YOUR OBJECTIVE
From the listing below, extract each line containing the string "года".

PROVIDED ENTRIES
--*--

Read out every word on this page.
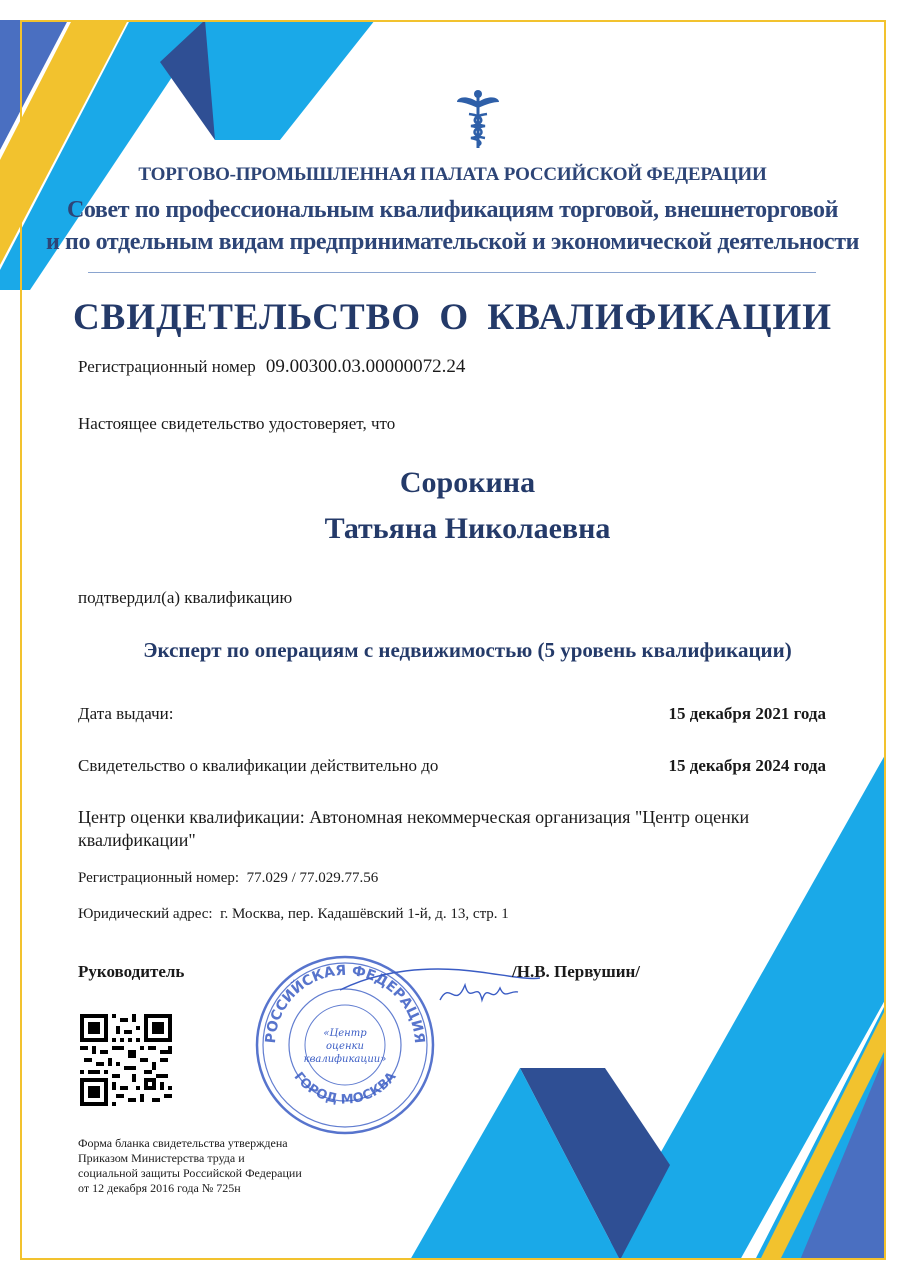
ТОРГОВО-ПРОМЫШЛЕННАЯ ПАЛАТА РОССИЙСКОЙ ФЕДЕРАЦИИ
Совет по профессиональным квалификациям торговой, внешнеторговой
и по отдельным видам предпринимательской и экономической деятельности
СВИДЕТЕЛЬСТВО О КВАЛИФИКАЦИИ
Регистрационный номер 09.00300.03.00000072.24
Настоящее свидетельство удостоверяет, что
Сорокина
Татьяна Николаевна
подтвердил(а) квалификацию
Эксперт по операциям с недвижимостью (5 уровень квалификации)
Дата выдачи:	15 декабря 2021 года
Свидетельство о квалификации действительно до	15 декабря 2024 года
Центр оценки квалификации: Автономная некоммерческая организация "Центр оценки квалификации"
Регистрационный номер: 77.029 / 77.029.77.56
Юридический адрес: г. Москва, пер. Кадашёвский 1-й, д. 13, стр. 1
РОССИЙСКАЯ ФЕДЕРАЦИЯ
ГОРОД МОСКВА
«Центр
оценки
квалификации»
Руководитель	/Н.В. Первушин/
Форма бланка свидетельства утверждена
Приказом Министерства труда и
социальной защиты Российской Федерации
от 12 декабря 2016 года № 725н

--*--

OUTPUT
Дата выдачи:	15 декабря 2021 года
Свидетельство о квалификации действительно до	15 декабря 2024 года
от 12 декабря 2016 года № 725н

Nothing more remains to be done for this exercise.